[Stored items from a collection]
═══
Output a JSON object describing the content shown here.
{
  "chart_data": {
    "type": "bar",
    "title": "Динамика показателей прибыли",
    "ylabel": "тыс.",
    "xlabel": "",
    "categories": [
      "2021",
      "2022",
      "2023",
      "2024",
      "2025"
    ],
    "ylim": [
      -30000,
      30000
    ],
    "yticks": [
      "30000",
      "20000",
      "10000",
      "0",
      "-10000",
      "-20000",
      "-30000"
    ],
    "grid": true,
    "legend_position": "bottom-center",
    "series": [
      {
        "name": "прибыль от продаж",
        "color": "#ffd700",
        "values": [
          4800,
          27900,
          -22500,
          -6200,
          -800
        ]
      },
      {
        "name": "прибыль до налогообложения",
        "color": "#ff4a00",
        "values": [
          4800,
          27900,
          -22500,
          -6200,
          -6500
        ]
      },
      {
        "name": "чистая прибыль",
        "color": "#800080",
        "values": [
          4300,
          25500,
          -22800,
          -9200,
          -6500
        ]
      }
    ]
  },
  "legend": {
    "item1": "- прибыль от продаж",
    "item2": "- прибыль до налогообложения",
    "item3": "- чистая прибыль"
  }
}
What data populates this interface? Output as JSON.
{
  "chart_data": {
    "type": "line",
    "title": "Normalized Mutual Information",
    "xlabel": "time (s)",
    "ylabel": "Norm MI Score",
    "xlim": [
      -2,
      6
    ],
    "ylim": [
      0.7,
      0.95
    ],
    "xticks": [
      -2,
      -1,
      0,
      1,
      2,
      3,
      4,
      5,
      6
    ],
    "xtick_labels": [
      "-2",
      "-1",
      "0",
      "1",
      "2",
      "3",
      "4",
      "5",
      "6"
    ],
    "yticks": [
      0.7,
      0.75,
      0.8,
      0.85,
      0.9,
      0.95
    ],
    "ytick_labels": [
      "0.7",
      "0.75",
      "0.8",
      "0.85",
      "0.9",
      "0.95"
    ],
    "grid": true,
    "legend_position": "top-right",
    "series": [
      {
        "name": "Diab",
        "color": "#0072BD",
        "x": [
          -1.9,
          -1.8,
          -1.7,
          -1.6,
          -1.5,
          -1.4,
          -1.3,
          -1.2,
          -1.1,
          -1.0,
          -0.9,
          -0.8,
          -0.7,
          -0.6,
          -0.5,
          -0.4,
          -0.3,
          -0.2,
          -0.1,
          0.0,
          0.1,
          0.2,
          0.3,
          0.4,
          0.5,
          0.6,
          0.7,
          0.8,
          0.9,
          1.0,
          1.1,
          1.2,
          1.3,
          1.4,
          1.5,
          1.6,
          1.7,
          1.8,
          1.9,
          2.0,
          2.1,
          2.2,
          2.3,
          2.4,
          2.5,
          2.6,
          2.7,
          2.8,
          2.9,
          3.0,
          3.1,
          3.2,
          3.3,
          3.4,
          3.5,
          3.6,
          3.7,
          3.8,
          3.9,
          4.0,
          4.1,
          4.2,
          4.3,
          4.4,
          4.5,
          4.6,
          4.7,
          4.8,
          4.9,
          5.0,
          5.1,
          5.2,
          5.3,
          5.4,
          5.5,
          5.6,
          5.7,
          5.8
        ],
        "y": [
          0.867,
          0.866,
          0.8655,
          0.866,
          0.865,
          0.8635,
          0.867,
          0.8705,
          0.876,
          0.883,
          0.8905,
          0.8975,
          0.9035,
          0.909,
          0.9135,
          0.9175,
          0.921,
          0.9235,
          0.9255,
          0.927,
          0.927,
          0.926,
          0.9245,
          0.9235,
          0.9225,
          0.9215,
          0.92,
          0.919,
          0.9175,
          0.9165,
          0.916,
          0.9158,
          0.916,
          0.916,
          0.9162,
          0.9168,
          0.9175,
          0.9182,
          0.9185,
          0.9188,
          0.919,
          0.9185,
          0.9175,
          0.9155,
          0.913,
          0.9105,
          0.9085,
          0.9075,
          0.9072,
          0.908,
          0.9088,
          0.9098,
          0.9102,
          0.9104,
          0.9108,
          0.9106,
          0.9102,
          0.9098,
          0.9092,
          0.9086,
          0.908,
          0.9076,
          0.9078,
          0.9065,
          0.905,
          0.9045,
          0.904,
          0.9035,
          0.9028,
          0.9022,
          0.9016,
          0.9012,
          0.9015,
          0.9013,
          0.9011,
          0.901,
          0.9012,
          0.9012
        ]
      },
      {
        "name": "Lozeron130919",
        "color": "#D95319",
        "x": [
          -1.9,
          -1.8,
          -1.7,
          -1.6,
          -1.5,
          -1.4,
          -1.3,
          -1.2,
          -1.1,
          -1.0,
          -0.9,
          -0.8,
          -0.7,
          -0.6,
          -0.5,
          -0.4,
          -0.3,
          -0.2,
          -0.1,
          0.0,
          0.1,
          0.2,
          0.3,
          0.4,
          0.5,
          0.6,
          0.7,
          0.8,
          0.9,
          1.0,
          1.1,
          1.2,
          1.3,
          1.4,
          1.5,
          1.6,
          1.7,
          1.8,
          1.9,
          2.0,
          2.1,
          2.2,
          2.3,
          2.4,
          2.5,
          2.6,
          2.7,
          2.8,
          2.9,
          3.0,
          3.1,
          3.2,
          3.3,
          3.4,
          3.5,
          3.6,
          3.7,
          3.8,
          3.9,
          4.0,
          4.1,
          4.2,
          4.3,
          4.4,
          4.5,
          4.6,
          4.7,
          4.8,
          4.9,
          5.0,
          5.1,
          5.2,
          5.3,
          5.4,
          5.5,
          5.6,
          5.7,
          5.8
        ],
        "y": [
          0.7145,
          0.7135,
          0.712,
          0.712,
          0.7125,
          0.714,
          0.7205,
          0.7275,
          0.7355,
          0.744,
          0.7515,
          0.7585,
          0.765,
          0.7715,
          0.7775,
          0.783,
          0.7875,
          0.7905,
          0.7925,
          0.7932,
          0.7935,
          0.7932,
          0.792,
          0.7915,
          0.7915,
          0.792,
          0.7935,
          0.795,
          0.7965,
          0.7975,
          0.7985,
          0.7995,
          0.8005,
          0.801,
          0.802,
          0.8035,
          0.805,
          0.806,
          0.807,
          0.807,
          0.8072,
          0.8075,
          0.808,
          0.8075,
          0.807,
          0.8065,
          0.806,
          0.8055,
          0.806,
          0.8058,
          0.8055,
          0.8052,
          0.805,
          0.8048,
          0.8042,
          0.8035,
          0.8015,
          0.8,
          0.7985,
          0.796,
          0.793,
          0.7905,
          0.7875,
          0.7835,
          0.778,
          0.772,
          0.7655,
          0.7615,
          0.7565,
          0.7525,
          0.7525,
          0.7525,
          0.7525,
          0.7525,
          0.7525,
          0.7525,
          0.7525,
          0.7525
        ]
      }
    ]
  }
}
═══
§ **Task objective**
Reproduce each record exactly, leaving nothing out.

§ **Finished answer**
Output a JSON object describing the content shown here.
{
  "chart_data": {
    "type": "bar",
    "title": "Динамика показателей прибыли",
    "ylabel": "тыс.",
    "xlabel": "",
    "categories": [
      "2021",
      "2022",
      "2023",
      "2024",
      "2025"
    ],
    "ylim": [
      -30000,
      30000
    ],
    "yticks": [
      "30000",
      "20000",
      "10000",
      "0",
      "-10000",
      "-20000",
      "-30000"
    ],
    "grid": true,
    "legend_position": "bottom-center",
    "series": [
      {
        "name": "прибыль от продаж",
        "color": "#ffd700",
        "values": [
          4800,
          27900,
          -22500,
          -6200,
          -800
        ]
      },
      {
        "name": "прибыль до налогообложения",
        "color": "#ff4a00",
        "values": [
          4800,
          27900,
          -22500,
          -6200,
          -6500
        ]
      },
      {
        "name": "чистая прибыль",
        "color": "#800080",
        "values": [
          4300,
          25500,
          -22800,
          -9200,
          -6500
        ]
      }
    ]
  },
  "legend": {
    "item1": "- прибыль от продаж",
    "item2": "- прибыль до налогообложения",
    "item3": "- чистая прибыль"
  }
}
What data populates this interface? Output as JSON.
{
  "chart_data": {
    "type": "line",
    "title": "Normalized Mutual Information",
    "xlabel": "time (s)",
    "ylabel": "Norm MI Score",
    "xlim": [
      -2,
      6
    ],
    "ylim": [
      0.7,
      0.95
    ],
    "xticks": [
      -2,
      -1,
      0,
      1,
      2,
      3,
      4,
      5,
      6
    ],
    "xtick_labels": [
      "-2",
      "-1",
      "0",
      "1",
      "2",
      "3",
      "4",
      "5",
      "6"
    ],
    "yticks": [
      0.7,
      0.75,
      0.8,
      0.85,
      0.9,
      0.95
    ],
    "ytick_labels": [
      "0.7",
      "0.75",
      "0.8",
      "0.85",
      "0.9",
      "0.95"
    ],
    "grid": true,
    "legend_position": "top-right",
    "series": [
      {
        "name": "Diab",
        "color": "#0072BD",
        "x": [
          -1.9,
          -1.8,
          -1.7,
          -1.6,
          -1.5,
          -1.4,
          -1.3,
          -1.2,
          -1.1,
          -1.0,
          -0.9,
          -0.8,
          -0.7,
          -0.6,
          -0.5,
          -0.4,
          -0.3,
          -0.2,
          -0.1,
          0.0,
          0.1,
          0.2,
          0.3,
          0.4,
          0.5,
          0.6,
          0.7,
          0.8,
          0.9,
          1.0,
          1.1,
          1.2,
          1.3,
          1.4,
          1.5,
          1.6,
          1.7,
          1.8,
          1.9,
          2.0,
          2.1,
          2.2,
          2.3,
          2.4,
          2.5,
          2.6,
          2.7,
          2.8,
          2.9,
          3.0,
          3.1,
          3.2,
          3.3,
          3.4,
          3.5,
          3.6,
          3.7,
          3.8,
          3.9,
          4.0,
          4.1,
          4.2,
          4.3,
          4.4,
          4.5,
          4.6,
          4.7,
          4.8,
          4.9,
          5.0,
          5.1,
          5.2,
          5.3,
          5.4,
          5.5,
          5.6,
          5.7,
          5.8
        ],
        "y": [
          0.867,
          0.866,
          0.8655,
          0.866,
          0.865,
          0.8635,
          0.867,
          0.8705,
          0.876,
          0.883,
          0.8905,
          0.8975,
          0.9035,
          0.909,
          0.9135,
          0.9175,
          0.921,
          0.9235,
          0.9255,
          0.927,
          0.927,
          0.926,
          0.9245,
          0.9235,
          0.9225,
          0.9215,
          0.92,
          0.919,
          0.9175,
          0.9165,
          0.916,
          0.9158,
          0.916,
          0.916,
          0.9162,
          0.9168,
          0.9175,
          0.9182,
          0.9185,
          0.9188,
          0.919,
          0.9185,
          0.9175,
          0.9155,
          0.913,
          0.9105,
          0.9085,
          0.9075,
          0.9072,
          0.908,
          0.9088,
          0.9098,
          0.9102,
          0.9104,
          0.9108,
          0.9106,
          0.9102,
          0.9098,
          0.9092,
          0.9086,
          0.908,
          0.9076,
          0.9078,
          0.9065,
          0.905,
          0.9045,
          0.904,
          0.9035,
          0.9028,
          0.9022,
          0.9016,
          0.9012,
          0.9015,
          0.9013,
          0.9011,
          0.901,
          0.9012,
          0.9012
        ]
      },
      {
        "name": "Lozeron130919",
        "color": "#D95319",
        "x": [
          -1.9,
          -1.8,
          -1.7,
          -1.6,
          -1.5,
          -1.4,
          -1.3,
          -1.2,
          -1.1,
          -1.0,
          -0.9,
          -0.8,
          -0.7,
          -0.6,
          -0.5,
          -0.4,
          -0.3,
          -0.2,
          -0.1,
          0.0,
          0.1,
          0.2,
          0.3,
          0.4,
          0.5,
          0.6,
          0.7,
          0.8,
          0.9,
          1.0,
          1.1,
          1.2,
          1.3,
          1.4,
          1.5,
          1.6,
          1.7,
          1.8,
          1.9,
          2.0,
          2.1,
          2.2,
          2.3,
          2.4,
          2.5,
          2.6,
          2.7,
          2.8,
          2.9,
          3.0,
          3.1,
          3.2,
          3.3,
          3.4,
          3.5,
          3.6,
          3.7,
          3.8,
          3.9,
          4.0,
          4.1,
          4.2,
          4.3,
          4.4,
          4.5,
          4.6,
          4.7,
          4.8,
          4.9,
          5.0,
          5.1,
          5.2,
          5.3,
          5.4,
          5.5,
          5.6,
          5.7,
          5.8
        ],
        "y": [
          0.7145,
          0.7135,
          0.712,
          0.712,
          0.7125,
          0.714,
          0.7205,
          0.7275,
          0.7355,
          0.744,
          0.7515,
          0.7585,
          0.765,
          0.7715,
          0.7775,
          0.783,
          0.7875,
          0.7905,
          0.7925,
          0.7932,
          0.7935,
          0.7932,
          0.792,
          0.7915,
          0.7915,
          0.792,
          0.7935,
          0.795,
          0.7965,
          0.7975,
          0.7985,
          0.7995,
          0.8005,
          0.801,
          0.802,
          0.8035,
          0.805,
          0.806,
          0.807,
          0.807,
          0.8072,
          0.8075,
          0.808,
          0.8075,
          0.807,
          0.8065,
          0.806,
          0.8055,
          0.806,
          0.8058,
          0.8055,
          0.8052,
          0.805,
          0.8048,
          0.8042,
          0.8035,
          0.8015,
          0.8,
          0.7985,
          0.796,
          0.793,
          0.7905,
          0.7875,
          0.7835,
          0.778,
          0.772,
          0.7655,
          0.7615,
          0.7565,
          0.7525,
          0.7525,
          0.7525,
          0.7525,
          0.7525,
          0.7525,
          0.7525,
          0.7525,
          0.7525
        ]
      }
    ]
  }
}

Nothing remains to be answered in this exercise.